What you have to do >> Each line containing the word "satisfied" should be found and copied.

━━━━━ Supplied data ━━━━━

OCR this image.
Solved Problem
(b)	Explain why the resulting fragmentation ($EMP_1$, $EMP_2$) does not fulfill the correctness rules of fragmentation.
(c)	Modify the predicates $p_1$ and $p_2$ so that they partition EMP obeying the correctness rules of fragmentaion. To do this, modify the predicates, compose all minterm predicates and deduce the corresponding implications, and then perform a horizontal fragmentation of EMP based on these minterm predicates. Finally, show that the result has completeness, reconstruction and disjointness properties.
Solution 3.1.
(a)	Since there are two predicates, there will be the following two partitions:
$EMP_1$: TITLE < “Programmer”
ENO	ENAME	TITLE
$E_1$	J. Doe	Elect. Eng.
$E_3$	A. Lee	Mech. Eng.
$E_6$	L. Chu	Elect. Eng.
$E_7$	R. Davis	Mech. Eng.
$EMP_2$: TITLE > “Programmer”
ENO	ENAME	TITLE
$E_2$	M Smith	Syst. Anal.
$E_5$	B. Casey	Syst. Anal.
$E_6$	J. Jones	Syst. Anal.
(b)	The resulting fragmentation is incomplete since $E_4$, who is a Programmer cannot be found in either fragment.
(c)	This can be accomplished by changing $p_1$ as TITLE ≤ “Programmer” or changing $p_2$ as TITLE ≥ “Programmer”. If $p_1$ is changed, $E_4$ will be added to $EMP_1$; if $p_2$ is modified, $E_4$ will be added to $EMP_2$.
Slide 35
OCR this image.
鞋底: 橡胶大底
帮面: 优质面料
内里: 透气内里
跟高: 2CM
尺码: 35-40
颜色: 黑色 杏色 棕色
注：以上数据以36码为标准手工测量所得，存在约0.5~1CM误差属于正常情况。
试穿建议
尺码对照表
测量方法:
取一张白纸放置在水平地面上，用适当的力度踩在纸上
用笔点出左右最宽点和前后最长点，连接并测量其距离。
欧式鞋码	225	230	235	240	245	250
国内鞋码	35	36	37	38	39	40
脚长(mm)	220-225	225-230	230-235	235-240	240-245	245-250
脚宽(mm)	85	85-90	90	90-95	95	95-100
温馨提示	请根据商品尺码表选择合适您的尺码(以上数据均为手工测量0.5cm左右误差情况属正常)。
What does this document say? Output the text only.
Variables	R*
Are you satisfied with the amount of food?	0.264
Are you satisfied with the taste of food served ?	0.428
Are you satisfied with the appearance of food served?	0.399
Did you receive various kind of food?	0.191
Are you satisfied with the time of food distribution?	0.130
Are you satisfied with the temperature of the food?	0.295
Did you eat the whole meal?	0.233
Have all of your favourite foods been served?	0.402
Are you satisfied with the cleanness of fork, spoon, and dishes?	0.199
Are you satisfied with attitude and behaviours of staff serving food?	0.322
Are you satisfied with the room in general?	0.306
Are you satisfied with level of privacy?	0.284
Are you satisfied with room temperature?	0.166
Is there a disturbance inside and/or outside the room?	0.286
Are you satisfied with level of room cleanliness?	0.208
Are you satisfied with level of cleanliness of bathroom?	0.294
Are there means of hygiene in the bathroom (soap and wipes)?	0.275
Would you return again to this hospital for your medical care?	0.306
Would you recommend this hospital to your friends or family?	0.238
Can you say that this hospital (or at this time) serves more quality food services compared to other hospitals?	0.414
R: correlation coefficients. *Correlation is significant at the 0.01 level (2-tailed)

━━━━━

Answer for this exercise >>
Are you satisfied with the amount of food?	0.264
Are you satisfied with the taste of food served ?	0.428
Are you satisfied with the appearance of food served?	0.399
Are you satisfied with the time of food distribution?	0.130
Are you satisfied with the temperature of the food?	0.295
Are you satisfied with the cleanness of fork, spoon, and dishes?	0.199
Are you satisfied with attitude and behaviours of staff serving food?	0.322
Are you satisfied with the room in general?	0.306
Are you satisfied with level of privacy?	0.284
Are you satisfied with room temperature?	0.166
Are you satisfied with level of room cleanliness?	0.208
Are you satisfied with level of cleanliness of bathroom?	0.294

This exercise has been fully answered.